→ **Instructions to follow**:
Reproduce every line, starting at the one that contains "Extract all readable text from this page." and ending at the last line of the data, exactly as it stands; pictures are omitted.

Dataset items:
BEGIN

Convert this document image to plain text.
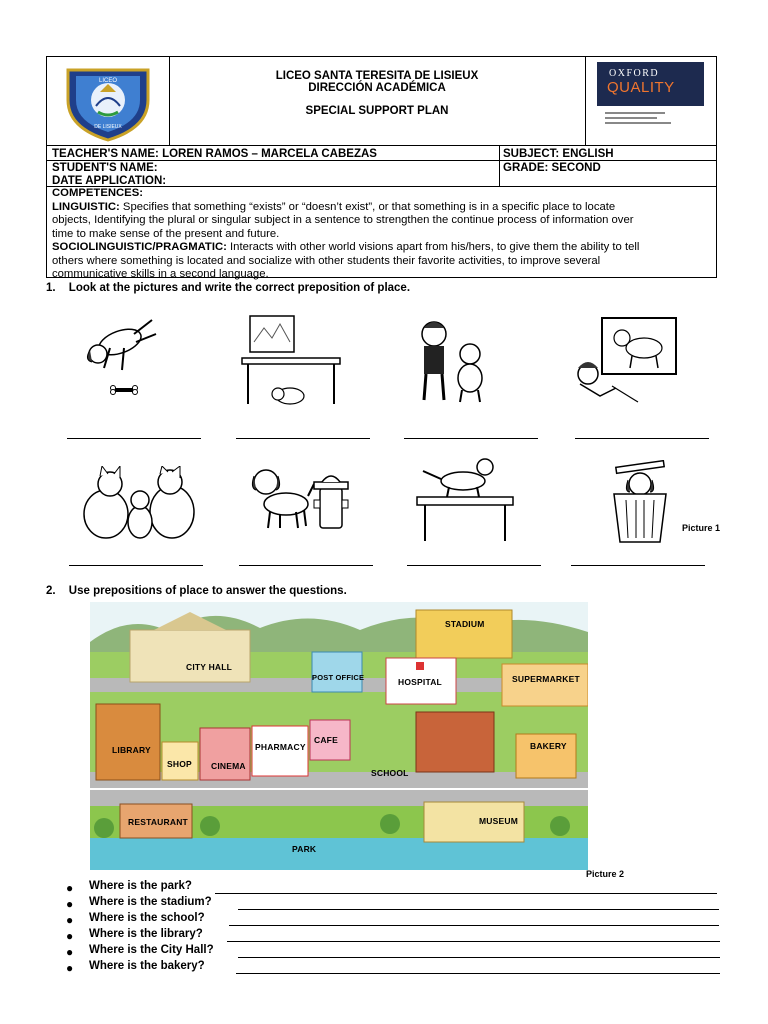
LICEO
DE LISIEUX
LICEO SANTA TERESITA DE LISIEUX
DIRECCIÓN ACADÉMICA
SPECIAL SUPPORT PLAN
OXFORD
QUALITY
TEACHER'S NAME: LOREN RAMOS – MARCELA CABEZAS	SUBJECT: ENGLISH
STUDENT'S NAME:	GRADE: SECOND
DATE APPLICATION:
COMPETENCES:
LINGUISTIC: Specifies that something “exists” or “doesn’t exist”, or that something is in a specific place to locate
objects, Identifying the plural or singular subject in a sentence to strengthen the continue process of information over
time to make sense of the present and future.
SOCIOLINGUISTIC/PRAGMATIC: Interacts with other world visions apart from his/hers, to give them the ability to tell
others where something is located and socialize with other students their favorite activities, to improve several
communicative skills in a second language.
1. Look at the pictures and write the correct preposition of place.
Picture 1
2. Use prepositions of place to answer the questions.
STADIUM
CITY HALL
POST OFFICE	HOSPITAL	SUPERMARKET
LIBRARY
SHOP CINEMA
PHARMACY
CAFE
SCHOOL
BAKERY
RESTAURANT	MUSEUM
PARK
Picture 2
● Where is the park?
● Where is the stadium?
● Where is the school?
● Where is the library?
● Where is the City Hall?
● Where is the bakery?
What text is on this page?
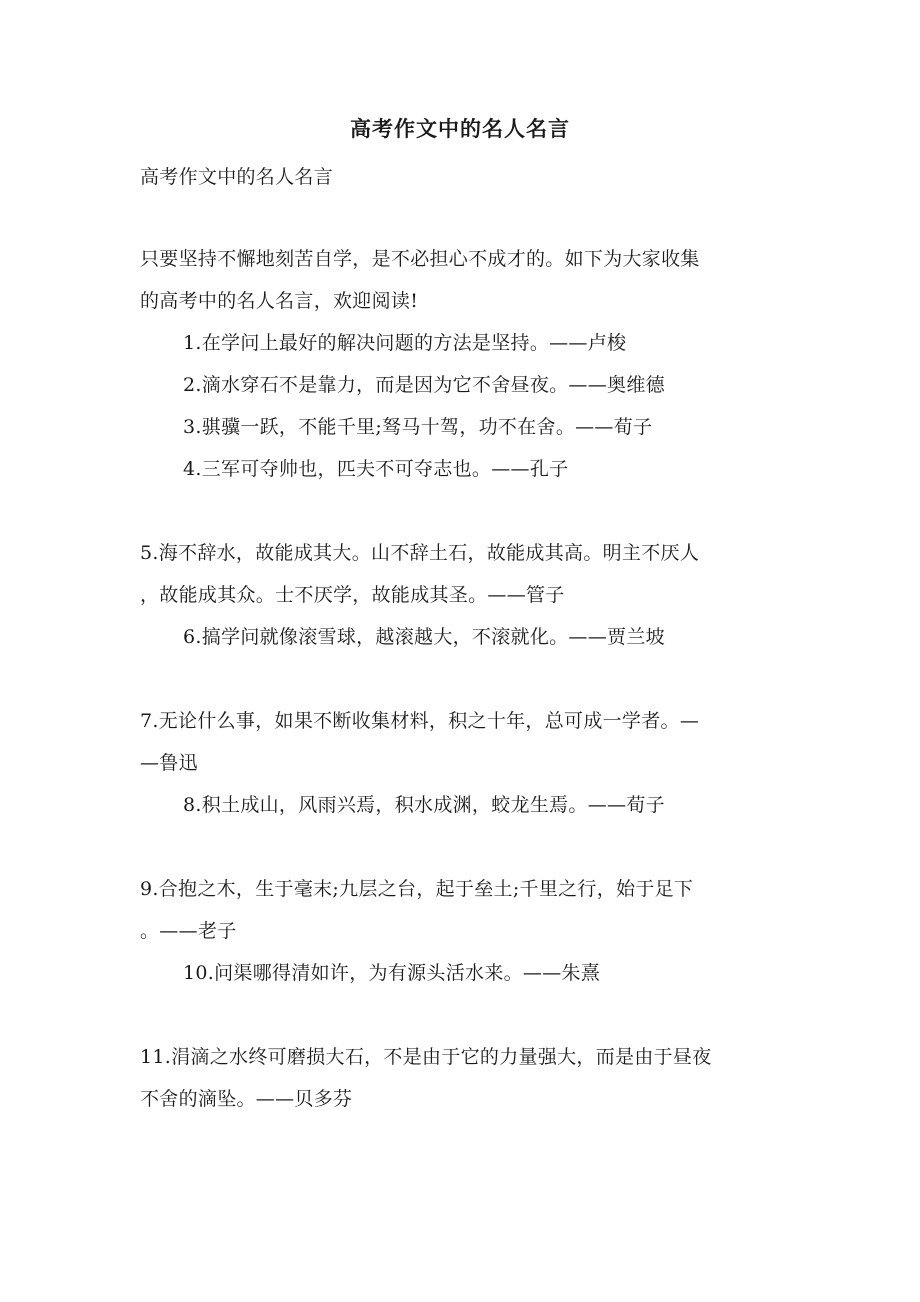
高考作文中的名人名言
高考作文中的名人名言
只要坚持不懈地刻苦自学，是不必担心不成才的。如下为大家收集
的高考中的名人名言，欢迎阅读!
1.在学问上最好的解决问题的方法是坚持。——卢梭
2.滴水穿石不是靠力，而是因为它不舍昼夜。——奥维德
3.骐骥一跃，不能千里;驽马十驾，功不在舍。——荀子
4.三军可夺帅也，匹夫不可夺志也。——孔子
5.海不辞水，故能成其大。山不辞土石，故能成其高。明主不厌人
，故能成其众。士不厌学，故能成其圣。——管子
6.搞学问就像滚雪球，越滚越大，不滚就化。——贾兰坡
7.无论什么事，如果不断收集材料，积之十年，总可成一学者。—
—鲁迅
8.积土成山，风雨兴焉，积水成渊，蛟龙生焉。——荀子
9.合抱之木，生于毫末;九层之台，起于垒土;千里之行，始于足下
。——老子
10.问渠哪得清如许，为有源头活水来。——朱熹
11.涓滴之水终可磨损大石，不是由于它的力量强大，而是由于昼夜
不舍的滴坠。——贝多芬
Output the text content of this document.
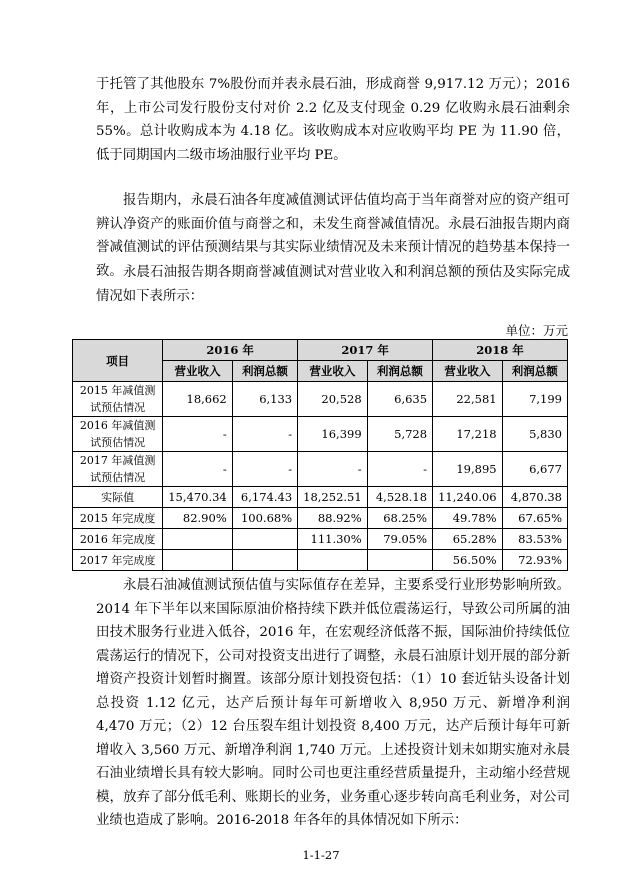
于托管了其他股东 7%股份而并表永晨石油，形成商誉 9,917.12 万元）；2016 年，上市公司发行股份支付对价 2.2 亿及支付现金 0.29 亿收购永晨石油剩余 55%。总计收购成本为 4.18 亿。该收购成本对应收购平均 PE 为 11.90 倍，低于同期国内二级市场油服行业平均 PE。

报告期内，永晨石油各年度减值测试评估值均高于当年商誉对应的资产组可辨认净资产的账面价值与商誉之和，未发生商誉减值情况。永晨石油报告期内商誉减值测试的评估预测结果与其实际业绩情况及未来预计情况的趋势基本保持一致。 永晨石油报告期各期商誉减值测试对营业收入和利润总额的预估及实际完成情况如下表所示：

单位：万元
项目	2016 年		2017 年		2018 年	
	营业收入	利润总额	营业收入	利润总额	营业收入	利润总额
2015 年减值测试预估情况	18,662	6,133	20,528	6,635	22,581	7,199
2016 年减值测试预估情况	-	-	16,399	5,728	17,218	5,830
2017 年减值测试预估情况	-	-	-	-	19,895	6,677
实际值	15,470.34	6,174.43	18,252.51	4,528.18	11,240.06	4,870.38
2015 年完成度	82.90%	100.68%	88.92%	68.25%	49.78%	67.65%
2016 年完成度			111.30%	79.05%	65.28%	83.53%
2017 年完成度					56.50%	72.93%

永晨石油减值测试预估值与实际值存在差异，主要系受行业形势影响所致。2014 年下半年以来国际原油价格持续下跌并低位震荡运行，导致公司所属的油田技术服务行业进入低谷，2016 年，在宏观经济低落不振，国际油价持续低位震荡运行的情况下，公司对投资支出进行了调整，永晨石油原计划开展的部分新增资产投资计划暂时搁置。该部分原计划投资包括：（1）10 套近钻头设备计划总投资 1.12 亿元，达产后预计每年可新增收入 8,950 万元、新增净利润 4,470 万元；（2）12 台压裂车组计划投资 8,400 万元，达产后预计每年可新增收入 3,560 万元、新增净利润 1,740 万元。上述投资计划未如期实施对永晨石油业绩增长具有较大影响。同时公司也更注重经营质量提升，主动缩小经营规模，放弃了部分低毛利、账期长的业务，业务重心逐步转向高毛利业务，对公司业绩也造成了影响。2016-2018 年各年的具体情况如下所示：

1-1-27
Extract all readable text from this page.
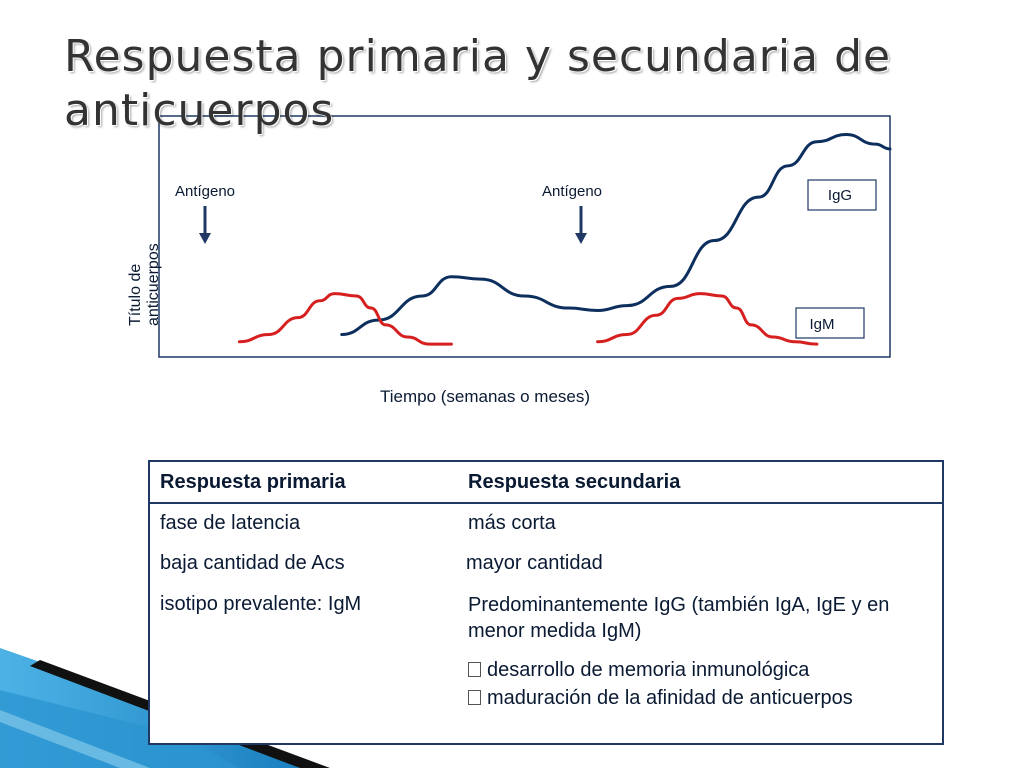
Respuesta primaria y secundaria de anticuerpos
Título deanticuerpos
Tiempo (semanas o meses)
Antígeno	Antígeno	IgG
IgM
Respuesta primaria	Respuesta secundaria
fase de latencia	más corta
baja cantidad de Acs	mayor cantidad
isotipo prevalente: IgM	Predominantemente IgG (también IgA, IgE y en menor medida IgM)
desarrollo de memoria inmunológica
maduración de la afinidad de anticuerpos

END

→ **The response**:
Extract all readable text from this page.
Respuesta primaria y secundaria de anticuerpos
Título deanticuerpos
Tiempo (semanas o meses)
Antígeno	Antígeno	IgG
IgM
Respuesta primaria	Respuesta secundaria
fase de latencia	más corta
baja cantidad de Acs	mayor cantidad
isotipo prevalente: IgM	Predominantemente IgG (también IgA, IgE y en menor medida IgM)
desarrollo de memoria inmunológica
maduración de la afinidad de anticuerpos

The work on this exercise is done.